→ What you should do:
Each line of the material must be returned exactly.

→ Material supplied:
** BEGIN **

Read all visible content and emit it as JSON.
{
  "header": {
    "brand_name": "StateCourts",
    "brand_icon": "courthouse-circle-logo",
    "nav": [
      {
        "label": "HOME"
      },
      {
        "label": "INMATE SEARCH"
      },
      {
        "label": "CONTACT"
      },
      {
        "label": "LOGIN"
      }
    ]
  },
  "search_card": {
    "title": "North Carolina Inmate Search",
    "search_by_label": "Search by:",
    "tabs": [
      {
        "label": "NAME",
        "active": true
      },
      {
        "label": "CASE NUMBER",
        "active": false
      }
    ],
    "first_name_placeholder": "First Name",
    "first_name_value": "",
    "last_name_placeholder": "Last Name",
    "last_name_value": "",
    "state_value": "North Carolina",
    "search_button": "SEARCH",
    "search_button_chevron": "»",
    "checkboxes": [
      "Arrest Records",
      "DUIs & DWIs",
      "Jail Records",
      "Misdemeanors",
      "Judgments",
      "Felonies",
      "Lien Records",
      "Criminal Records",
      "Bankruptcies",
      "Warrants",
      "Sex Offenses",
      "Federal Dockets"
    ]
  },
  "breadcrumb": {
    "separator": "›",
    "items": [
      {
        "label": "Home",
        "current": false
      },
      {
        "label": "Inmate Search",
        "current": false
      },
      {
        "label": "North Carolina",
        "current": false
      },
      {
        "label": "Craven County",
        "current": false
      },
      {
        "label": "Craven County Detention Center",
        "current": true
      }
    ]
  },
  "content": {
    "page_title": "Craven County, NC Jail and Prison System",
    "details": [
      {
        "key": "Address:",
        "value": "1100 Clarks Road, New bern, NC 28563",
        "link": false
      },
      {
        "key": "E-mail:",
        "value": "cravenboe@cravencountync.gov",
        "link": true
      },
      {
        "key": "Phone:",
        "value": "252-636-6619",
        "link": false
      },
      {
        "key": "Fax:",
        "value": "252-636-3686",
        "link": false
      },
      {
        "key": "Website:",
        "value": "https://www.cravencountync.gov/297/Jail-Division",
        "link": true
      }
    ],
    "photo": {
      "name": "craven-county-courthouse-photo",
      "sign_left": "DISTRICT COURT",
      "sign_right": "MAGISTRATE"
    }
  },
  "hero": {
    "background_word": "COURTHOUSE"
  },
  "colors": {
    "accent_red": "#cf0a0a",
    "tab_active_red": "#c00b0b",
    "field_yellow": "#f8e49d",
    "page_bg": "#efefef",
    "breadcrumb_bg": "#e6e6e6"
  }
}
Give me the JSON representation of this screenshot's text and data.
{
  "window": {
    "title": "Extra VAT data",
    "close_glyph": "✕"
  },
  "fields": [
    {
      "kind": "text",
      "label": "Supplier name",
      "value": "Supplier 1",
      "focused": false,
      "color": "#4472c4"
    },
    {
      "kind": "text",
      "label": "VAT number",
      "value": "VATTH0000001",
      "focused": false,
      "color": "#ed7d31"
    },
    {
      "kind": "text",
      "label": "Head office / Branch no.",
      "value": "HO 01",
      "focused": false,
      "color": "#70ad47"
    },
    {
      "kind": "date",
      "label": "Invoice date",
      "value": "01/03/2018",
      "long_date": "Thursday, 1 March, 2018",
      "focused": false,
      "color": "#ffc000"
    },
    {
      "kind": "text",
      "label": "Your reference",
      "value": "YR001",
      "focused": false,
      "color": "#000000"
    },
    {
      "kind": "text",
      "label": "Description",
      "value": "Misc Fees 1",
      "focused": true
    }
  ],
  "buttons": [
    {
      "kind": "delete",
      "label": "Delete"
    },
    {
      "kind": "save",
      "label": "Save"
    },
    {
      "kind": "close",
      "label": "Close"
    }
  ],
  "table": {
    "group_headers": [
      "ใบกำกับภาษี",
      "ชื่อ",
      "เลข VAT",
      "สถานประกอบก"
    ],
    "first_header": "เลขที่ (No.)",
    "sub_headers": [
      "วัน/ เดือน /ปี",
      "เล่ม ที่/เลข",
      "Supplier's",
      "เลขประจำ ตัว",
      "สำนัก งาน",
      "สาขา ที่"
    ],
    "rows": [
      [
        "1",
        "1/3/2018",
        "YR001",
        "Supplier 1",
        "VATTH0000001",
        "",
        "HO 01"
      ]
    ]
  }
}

** END **

→ Written answer:
Read all visible content and emit it as JSON.
{
  "header": {
    "brand_name": "StateCourts",
    "brand_icon": "courthouse-circle-logo",
    "nav": [
      {
        "label": "HOME"
      },
      {
        "label": "INMATE SEARCH"
      },
      {
        "label": "CONTACT"
      },
      {
        "label": "LOGIN"
      }
    ]
  },
  "search_card": {
    "title": "North Carolina Inmate Search",
    "search_by_label": "Search by:",
    "tabs": [
      {
        "label": "NAME",
        "active": true
      },
      {
        "label": "CASE NUMBER",
        "active": false
      }
    ],
    "first_name_placeholder": "First Name",
    "first_name_value": "",
    "last_name_placeholder": "Last Name",
    "last_name_value": "",
    "state_value": "North Carolina",
    "search_button": "SEARCH",
    "search_button_chevron": "»",
    "checkboxes": [
      "Arrest Records",
      "DUIs & DWIs",
      "Jail Records",
      "Misdemeanors",
      "Judgments",
      "Felonies",
      "Lien Records",
      "Criminal Records",
      "Bankruptcies",
      "Warrants",
      "Sex Offenses",
      "Federal Dockets"
    ]
  },
  "breadcrumb": {
    "separator": "›",
    "items": [
      {
        "label": "Home",
        "current": false
      },
      {
        "label": "Inmate Search",
        "current": false
      },
      {
        "label": "North Carolina",
        "current": false
      },
      {
        "label": "Craven County",
        "current": false
      },
      {
        "label": "Craven County Detention Center",
        "current": true
      }
    ]
  },
  "content": {
    "page_title": "Craven County, NC Jail and Prison System",
    "details": [
      {
        "key": "Address:",
        "value": "1100 Clarks Road, New bern, NC 28563",
        "link": false
      },
      {
        "key": "E-mail:",
        "value": "cravenboe@cravencountync.gov",
        "link": true
      },
      {
        "key": "Phone:",
        "value": "252-636-6619",
        "link": false
      },
      {
        "key": "Fax:",
        "value": "252-636-3686",
        "link": false
      },
      {
        "key": "Website:",
        "value": "https://www.cravencountync.gov/297/Jail-Division",
        "link": true
      }
    ],
    "photo": {
      "name": "craven-county-courthouse-photo",
      "sign_left": "DISTRICT COURT",
      "sign_right": "MAGISTRATE"
    }
  },
  "hero": {
    "background_word": "COURTHOUSE"
  },
  "colors": {
    "accent_red": "#cf0a0a",
    "tab_active_red": "#c00b0b",
    "field_yellow": "#f8e49d",
    "page_bg": "#efefef",
    "breadcrumb_bg": "#e6e6e6"
  }
}
Give me the JSON representation of this screenshot's text and data.
{
  "window": {
    "title": "Extra VAT data",
    "close_glyph": "✕"
  },
  "fields": [
    {
      "kind": "text",
      "label": "Supplier name",
      "value": "Supplier 1",
      "focused": false,
      "color": "#4472c4"
    },
    {
      "kind": "text",
      "label": "VAT number",
      "value": "VATTH0000001",
      "focused": false,
      "color": "#ed7d31"
    },
    {
      "kind": "text",
      "label": "Head office / Branch no.",
      "value": "HO 01",
      "focused": false,
      "color": "#70ad47"
    },
    {
      "kind": "date",
      "label": "Invoice date",
      "value": "01/03/2018",
      "long_date": "Thursday, 1 March, 2018",
      "focused": false,
      "color": "#ffc000"
    },
    {
      "kind": "text",
      "label": "Your reference",
      "value": "YR001",
      "focused": false,
      "color": "#000000"
    },
    {
      "kind": "text",
      "label": "Description",
      "value": "Misc Fees 1",
      "focused": true
    }
  ],
  "buttons": [
    {
      "kind": "delete",
      "label": "Delete"
    },
    {
      "kind": "save",
      "label": "Save"
    },
    {
      "kind": "close",
      "label": "Close"
    }
  ],
  "table": {
    "group_headers": [
      "ใบกำกับภาษี",
      "ชื่อ",
      "เลข VAT",
      "สถานประกอบก"
    ],
    "first_header": "เลขที่ (No.)",
    "sub_headers": [
      "วัน/ เดือน /ปี",
      "เล่ม ที่/เลข",
      "Supplier's",
      "เลขประจำ ตัว",
      "สำนัก งาน",
      "สาขา ที่"
    ],
    "rows": [
      [
        "1",
        "1/3/2018",
        "YR001",
        "Supplier 1",
        "VATTH0000001",
        "",
        "HO 01"
      ]
    ]
  }
}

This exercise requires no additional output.